Records from a dataset:
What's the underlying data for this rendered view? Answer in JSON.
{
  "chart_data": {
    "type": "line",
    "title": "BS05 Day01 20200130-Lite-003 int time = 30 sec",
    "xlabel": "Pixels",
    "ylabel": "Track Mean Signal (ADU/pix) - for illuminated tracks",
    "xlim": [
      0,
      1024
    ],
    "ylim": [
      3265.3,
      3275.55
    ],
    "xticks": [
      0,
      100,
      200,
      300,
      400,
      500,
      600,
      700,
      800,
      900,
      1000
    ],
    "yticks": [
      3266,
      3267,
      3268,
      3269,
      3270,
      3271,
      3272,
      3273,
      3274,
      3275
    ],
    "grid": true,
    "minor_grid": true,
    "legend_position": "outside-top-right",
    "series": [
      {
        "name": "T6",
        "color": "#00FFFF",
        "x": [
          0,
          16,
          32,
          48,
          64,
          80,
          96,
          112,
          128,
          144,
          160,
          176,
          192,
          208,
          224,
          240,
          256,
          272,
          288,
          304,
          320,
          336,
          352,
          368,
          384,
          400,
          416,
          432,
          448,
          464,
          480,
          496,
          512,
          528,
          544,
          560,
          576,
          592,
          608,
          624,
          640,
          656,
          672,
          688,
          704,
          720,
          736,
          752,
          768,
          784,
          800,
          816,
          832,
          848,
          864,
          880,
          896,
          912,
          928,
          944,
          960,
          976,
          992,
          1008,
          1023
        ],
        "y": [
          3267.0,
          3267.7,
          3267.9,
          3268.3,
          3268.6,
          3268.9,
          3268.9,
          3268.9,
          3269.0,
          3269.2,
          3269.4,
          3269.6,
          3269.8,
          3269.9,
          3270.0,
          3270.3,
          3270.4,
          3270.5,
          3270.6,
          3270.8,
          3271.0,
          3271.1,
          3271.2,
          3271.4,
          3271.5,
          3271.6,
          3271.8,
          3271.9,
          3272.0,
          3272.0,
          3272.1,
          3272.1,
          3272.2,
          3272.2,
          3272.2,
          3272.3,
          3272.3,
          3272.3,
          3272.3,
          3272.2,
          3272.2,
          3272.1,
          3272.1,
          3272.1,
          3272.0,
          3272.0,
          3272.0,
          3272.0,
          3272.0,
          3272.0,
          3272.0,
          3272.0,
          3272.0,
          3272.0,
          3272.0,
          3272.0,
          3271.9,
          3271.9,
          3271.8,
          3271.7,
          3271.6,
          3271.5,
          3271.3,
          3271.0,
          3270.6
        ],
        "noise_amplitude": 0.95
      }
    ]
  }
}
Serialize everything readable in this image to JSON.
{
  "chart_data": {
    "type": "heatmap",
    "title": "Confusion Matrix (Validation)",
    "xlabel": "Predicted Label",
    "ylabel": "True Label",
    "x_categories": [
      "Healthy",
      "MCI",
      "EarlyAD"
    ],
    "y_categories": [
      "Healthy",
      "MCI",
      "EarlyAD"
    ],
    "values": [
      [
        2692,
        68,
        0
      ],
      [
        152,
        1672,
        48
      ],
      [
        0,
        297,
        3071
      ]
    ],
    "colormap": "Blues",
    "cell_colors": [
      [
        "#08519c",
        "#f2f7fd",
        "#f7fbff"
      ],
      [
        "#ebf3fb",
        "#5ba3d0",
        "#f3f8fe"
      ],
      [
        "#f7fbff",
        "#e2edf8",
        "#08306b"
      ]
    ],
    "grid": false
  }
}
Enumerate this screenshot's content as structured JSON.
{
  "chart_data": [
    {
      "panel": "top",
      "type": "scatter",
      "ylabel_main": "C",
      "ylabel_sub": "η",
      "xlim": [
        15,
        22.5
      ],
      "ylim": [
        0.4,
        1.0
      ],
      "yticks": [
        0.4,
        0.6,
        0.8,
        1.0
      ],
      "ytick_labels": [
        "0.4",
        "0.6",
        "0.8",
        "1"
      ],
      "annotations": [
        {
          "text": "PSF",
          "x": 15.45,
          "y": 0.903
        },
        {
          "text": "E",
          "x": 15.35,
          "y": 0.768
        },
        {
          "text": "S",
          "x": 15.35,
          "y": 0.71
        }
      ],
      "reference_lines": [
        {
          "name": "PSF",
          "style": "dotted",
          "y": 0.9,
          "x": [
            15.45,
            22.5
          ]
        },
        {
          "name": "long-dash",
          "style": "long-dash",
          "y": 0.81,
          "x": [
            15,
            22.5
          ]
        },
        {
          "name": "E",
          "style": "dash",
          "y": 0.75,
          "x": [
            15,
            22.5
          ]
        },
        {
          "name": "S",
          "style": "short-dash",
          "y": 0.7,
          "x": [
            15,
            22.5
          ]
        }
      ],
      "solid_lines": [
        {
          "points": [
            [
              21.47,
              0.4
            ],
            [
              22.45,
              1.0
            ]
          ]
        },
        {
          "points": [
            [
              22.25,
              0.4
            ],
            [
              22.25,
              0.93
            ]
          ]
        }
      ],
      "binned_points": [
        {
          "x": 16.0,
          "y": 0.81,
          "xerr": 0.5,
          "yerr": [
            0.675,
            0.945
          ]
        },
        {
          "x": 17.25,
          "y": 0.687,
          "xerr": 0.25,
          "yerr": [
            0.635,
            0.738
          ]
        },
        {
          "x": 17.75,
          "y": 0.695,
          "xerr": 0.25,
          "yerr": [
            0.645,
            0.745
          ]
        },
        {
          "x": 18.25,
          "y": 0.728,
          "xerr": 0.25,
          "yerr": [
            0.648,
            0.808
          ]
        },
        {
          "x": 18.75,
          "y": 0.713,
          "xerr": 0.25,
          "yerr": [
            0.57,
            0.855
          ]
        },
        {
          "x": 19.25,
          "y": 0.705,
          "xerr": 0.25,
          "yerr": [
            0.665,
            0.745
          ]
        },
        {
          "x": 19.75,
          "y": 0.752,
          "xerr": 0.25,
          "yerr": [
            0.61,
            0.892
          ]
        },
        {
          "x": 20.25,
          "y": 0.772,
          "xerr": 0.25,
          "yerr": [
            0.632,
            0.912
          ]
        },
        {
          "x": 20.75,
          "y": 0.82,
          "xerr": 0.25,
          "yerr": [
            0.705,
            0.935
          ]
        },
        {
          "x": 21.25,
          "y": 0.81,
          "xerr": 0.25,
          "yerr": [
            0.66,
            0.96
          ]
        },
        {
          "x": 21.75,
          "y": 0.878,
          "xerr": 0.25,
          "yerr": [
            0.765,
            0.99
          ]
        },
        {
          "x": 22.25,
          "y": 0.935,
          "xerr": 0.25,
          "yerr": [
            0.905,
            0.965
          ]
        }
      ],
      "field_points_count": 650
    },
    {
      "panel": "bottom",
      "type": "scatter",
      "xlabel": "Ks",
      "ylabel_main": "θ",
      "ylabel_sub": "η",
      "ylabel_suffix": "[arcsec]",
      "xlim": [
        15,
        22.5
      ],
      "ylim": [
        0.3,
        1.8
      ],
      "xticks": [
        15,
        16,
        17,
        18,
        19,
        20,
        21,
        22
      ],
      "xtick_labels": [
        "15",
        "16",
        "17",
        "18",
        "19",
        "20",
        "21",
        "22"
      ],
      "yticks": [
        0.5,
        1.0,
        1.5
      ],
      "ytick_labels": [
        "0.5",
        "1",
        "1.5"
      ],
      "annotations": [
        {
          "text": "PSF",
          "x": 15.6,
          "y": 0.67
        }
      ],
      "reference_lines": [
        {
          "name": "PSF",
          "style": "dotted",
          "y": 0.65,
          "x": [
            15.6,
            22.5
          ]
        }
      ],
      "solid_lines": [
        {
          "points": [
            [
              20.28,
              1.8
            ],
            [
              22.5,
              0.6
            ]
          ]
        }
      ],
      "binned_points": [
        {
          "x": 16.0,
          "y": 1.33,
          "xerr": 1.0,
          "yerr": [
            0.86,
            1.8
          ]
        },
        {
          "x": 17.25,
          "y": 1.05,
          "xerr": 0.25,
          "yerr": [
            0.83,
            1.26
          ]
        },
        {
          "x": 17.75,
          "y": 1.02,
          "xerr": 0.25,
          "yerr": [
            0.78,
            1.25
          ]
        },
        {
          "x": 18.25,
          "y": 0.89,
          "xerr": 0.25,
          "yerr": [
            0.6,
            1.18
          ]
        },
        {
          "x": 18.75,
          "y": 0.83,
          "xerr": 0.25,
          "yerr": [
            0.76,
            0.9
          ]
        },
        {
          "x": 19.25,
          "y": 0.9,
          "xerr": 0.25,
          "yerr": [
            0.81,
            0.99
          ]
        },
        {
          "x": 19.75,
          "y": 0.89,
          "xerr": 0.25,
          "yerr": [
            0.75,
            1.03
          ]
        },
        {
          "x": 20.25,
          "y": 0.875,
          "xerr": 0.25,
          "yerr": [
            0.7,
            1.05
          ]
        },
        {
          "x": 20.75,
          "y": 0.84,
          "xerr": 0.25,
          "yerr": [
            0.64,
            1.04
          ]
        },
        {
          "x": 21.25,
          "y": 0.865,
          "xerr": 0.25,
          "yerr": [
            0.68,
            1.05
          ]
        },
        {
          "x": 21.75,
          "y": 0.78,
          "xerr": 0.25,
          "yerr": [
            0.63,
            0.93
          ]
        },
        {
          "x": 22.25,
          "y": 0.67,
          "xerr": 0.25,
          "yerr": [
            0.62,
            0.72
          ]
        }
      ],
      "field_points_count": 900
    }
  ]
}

### CHALLENGE
Find the word "type" in the entries, and copy every line it shows up in.

### FULL ANSWER
    "type": "line",
    "type": "heatmap",
      "type": "scatter",
      "type": "scatter",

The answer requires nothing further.